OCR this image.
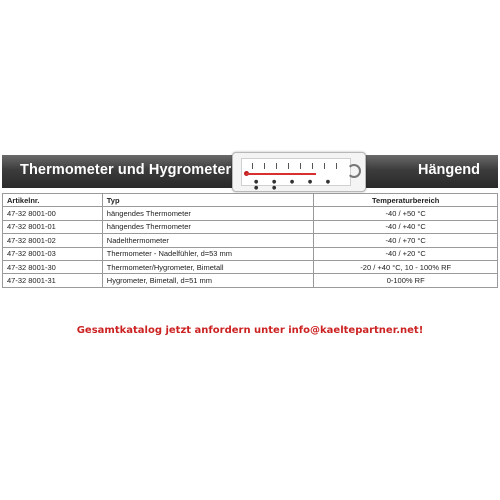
Thermometer und Hygrometer	Hängend
● ● ● ● ● ● ●
Artikelnr.	Typ	Temperaturbereich
47-32 8001-00	hängendes Thermometer	-40 / +50 °C
47-32 8001-01	hängendes Thermometer	-40 / +40 °C
47-32 8001-02	Nadelthermometer	-40 / +70 °C
47-32 8001-03	Thermometer - Nadelfühler, d=53 mm	-40 / +20 °C
47-32 8001-30	Thermometer/Hygrometer, Bimetall	-20 / +40 °C, 10 - 100% RF
47-32 8001-31	Hygrometer, Bimetall, d=51 mm	0-100% RF
Gesamtkatalog jetzt anfordern unter info@kaeltepartner.net!
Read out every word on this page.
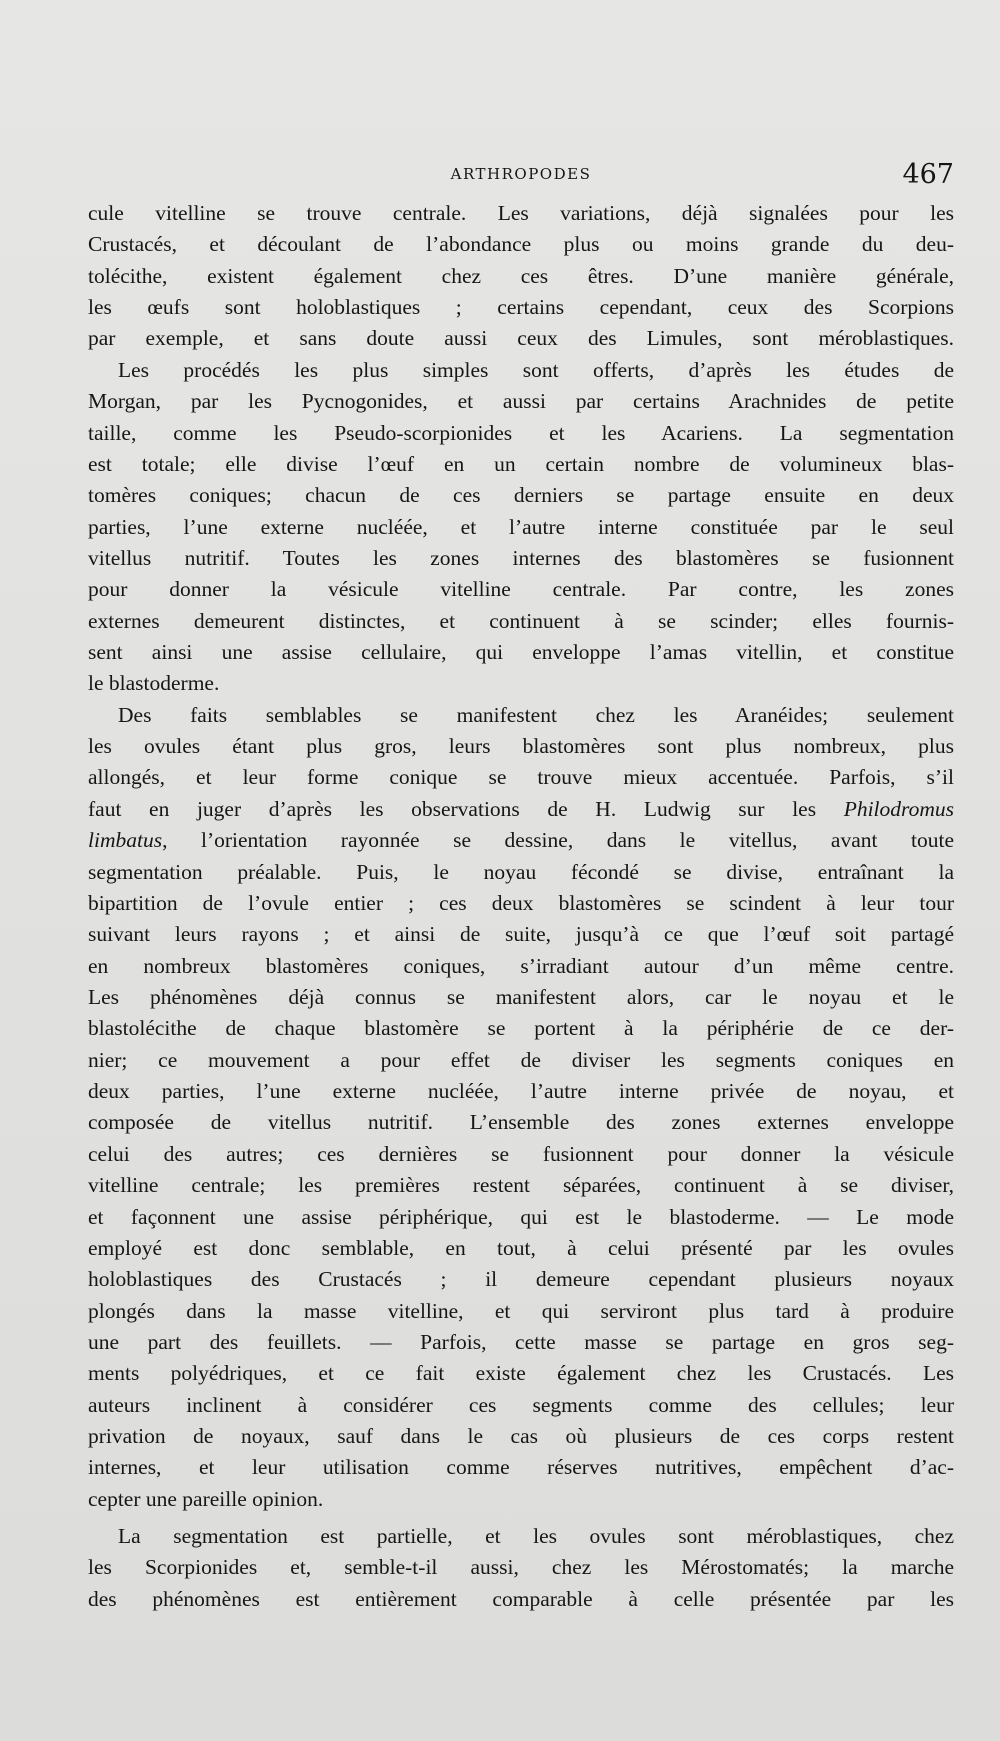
ARTHROPODES	467
cule vitelline se trouve centrale. Les variations, déjà signalées pour les
Crustacés, et découlant de l’abondance plus ou moins grande du deu-
tolécithe, existent également chez ces êtres. D’une manière générale,
les œufs sont holoblastiques ; certains cependant, ceux des Scorpions
par exemple, et sans doute aussi ceux des Limules, sont méroblastiques.
Les procédés les plus simples sont offerts, d’après les études de
Morgan, par les Pycnogonides, et aussi par certains Arachnides de petite
taille, comme les Pseudo-scorpionides et les Acariens. La segmentation
est totale; elle divise l’œuf en un certain nombre de volumineux blas-
tomères coniques; chacun de ces derniers se partage ensuite en deux
parties, l’une externe nucléée, et l’autre interne constituée par le seul
vitellus nutritif. Toutes les zones internes des blastomères se fusionnent
pour donner la vésicule vitelline centrale. Par contre, les zones
externes demeurent distinctes, et continuent à se scinder; elles fournis-
sent ainsi une assise cellulaire, qui enveloppe l’amas vitellin, et constitue
le blastoderme.
Des faits semblables se manifestent chez les Aranéides; seulement
les ovules étant plus gros, leurs blastomères sont plus nombreux, plus
allongés, et leur forme conique se trouve mieux accentuée. Parfois, s’il
faut en juger d’après les observations de H. Ludwig sur les Philodromus
limbatus, l’orientation rayonnée se dessine, dans le vitellus, avant toute
segmentation préalable. Puis, le noyau fécondé se divise, entraînant la
bipartition de l’ovule entier ; ces deux blastomères se scindent à leur tour
suivant leurs rayons ; et ainsi de suite, jusqu’à ce que l’œuf soit partagé
en nombreux blastomères coniques, s’irradiant autour d’un même centre.
Les phénomènes déjà connus se manifestent alors, car le noyau et le
blastolécithe de chaque blastomère se portent à la périphérie de ce der-
nier; ce mouvement a pour effet de diviser les segments coniques en
deux parties, l’une externe nucléée, l’autre interne privée de noyau, et
composée de vitellus nutritif. L’ensemble des zones externes enveloppe
celui des autres; ces dernières se fusionnent pour donner la vésicule
vitelline centrale; les premières restent séparées, continuent à se diviser,
et façonnent une assise périphérique, qui est le blastoderme. — Le mode
employé est donc semblable, en tout, à celui présenté par les ovules
holoblastiques des Crustacés ; il demeure cependant plusieurs noyaux
plongés dans la masse vitelline, et qui serviront plus tard à produire
une part des feuillets. — Parfois, cette masse se partage en gros seg-
ments polyédriques, et ce fait existe également chez les Crustacés. Les
auteurs inclinent à considérer ces segments comme des cellules; leur
privation de noyaux, sauf dans le cas où plusieurs de ces corps restent
internes, et leur utilisation comme réserves nutritives, empêchent d’ac-
cepter une pareille opinion.
La segmentation est partielle, et les ovules sont méroblastiques, chez
les Scorpionides et, semble-t-il aussi, chez les Mérostomatés; la marche
des phénomènes est entièrement comparable à celle présentée par les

# STATED EXERCISE:
Copy down every line of the entries containing the word "pour".

# EXPECTED ANSWER:
cule vitelline se trouve centrale. Les variations, déjà signalées pour les
pour donner la vésicule vitelline centrale. Par contre, les zones
nier; ce mouvement a pour effet de diviser les segments coniques en
celui des autres; ces dernières se fusionnent pour donner la vésicule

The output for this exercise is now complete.